-- Begin Information provided --

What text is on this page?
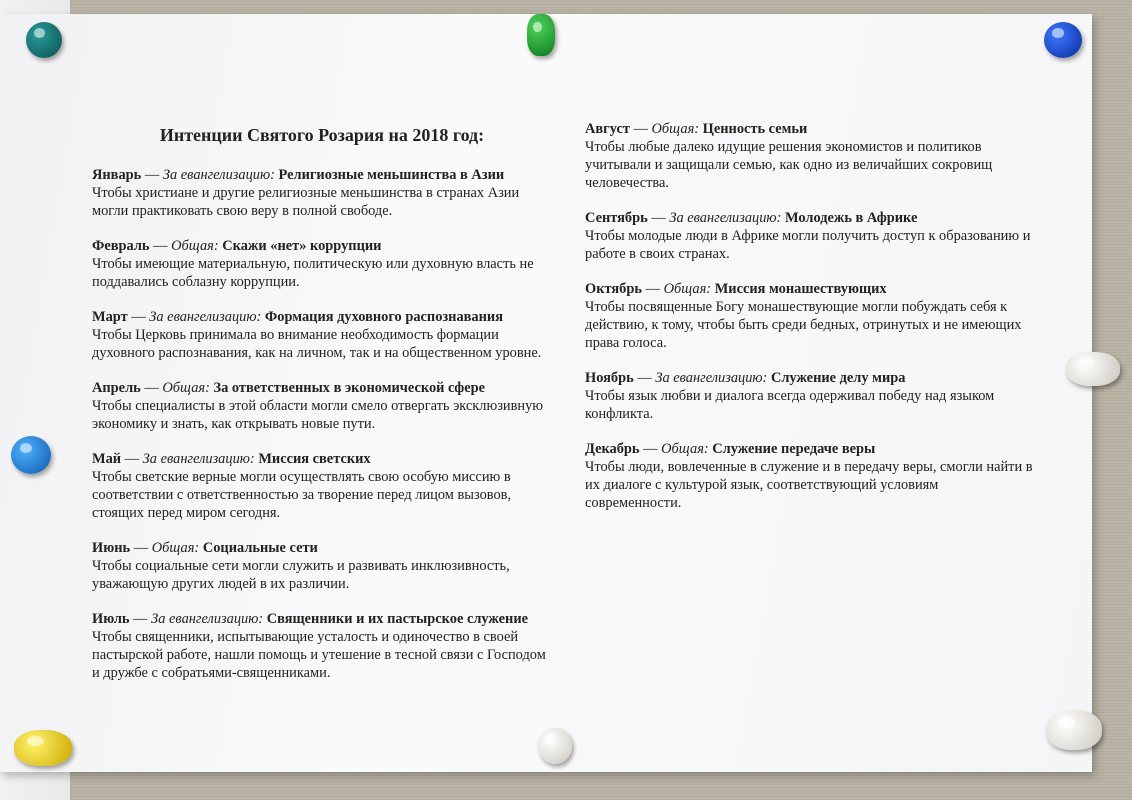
Интенции Святого Розария на 2018 год:
Январь — За евангелизацию: Религиозные меньшинства в Азии
Чтобы христиане и другие религиозные меньшинства в странах Азии могли практиковать свою веру в полной свободе.
Февраль — Общая: Скажи «нет» коррупции
Чтобы имеющие материальную, политическую или духовную власть не поддавались соблазну коррупции.
Март — За евангелизацию: Формация духовного распознавания
Чтобы Церковь принимала во внимание необходимость формации духовного распознавания, как на личном, так и на общественном уровне.
Апрель — Общая: За ответственных в экономической сфере
Чтобы специалисты в этой области могли смело отвергать эксклюзивную экономику и знать, как открывать новые пути.
Май — За евангелизацию: Миссия светских
Чтобы светские верные могли осуществлять свою особую миссию в соответствии с ответственностью за творение перед лицом вызовов, стоящих перед миром сегодня.
Июнь — Общая: Социальные сети
Чтобы социальные сети могли служить и развивать инклюзивность, уважающую других людей в их различии.
Июль — За евангелизацию: Священники и их пастырское служение
Чтобы священники, испытывающие усталость и одиночество в своей пастырской работе, нашли помощь и утешение в тесной связи с Господом и дружбе с собратьями-священниками.
Август — Общая: Ценность семьи
Чтобы любые далеко идущие решения экономистов и политиков учитывали и защищали семью, как одно из величайших сокровищ человечества.
Сентябрь — За евангелизацию: Молодежь в Африке
Чтобы молодые люди в Африке могли получить доступ к образованию и работе в своих странах.
Октябрь — Общая: Миссия монашествующих
Чтобы посвященные Богу монашествующие могли побуждать себя к действию, к тому, чтобы быть среди бедных, отринутых и не имеющих права голоса.
Ноябрь — За евангелизацию: Служение делу мира
Чтобы язык любви и диалога всегда одерживал победу над языком конфликта.
Декабрь — Общая: Служение передаче веры
Чтобы люди, вовлеченные в служение и в передачу веры, смогли найти в их диалоге с культурой язык, соответствующий условиям современности.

-- End Information provided --

**Problem details:**
Look through the data above. Each line containing the word "духовного" needs to be copied.

**Task answer:**
Март — За евангелизацию: Формация духовного распознавания
Чтобы Церковь принимала во внимание необходимость формации духовного распознавания, как на личном, так и на общественном уровне.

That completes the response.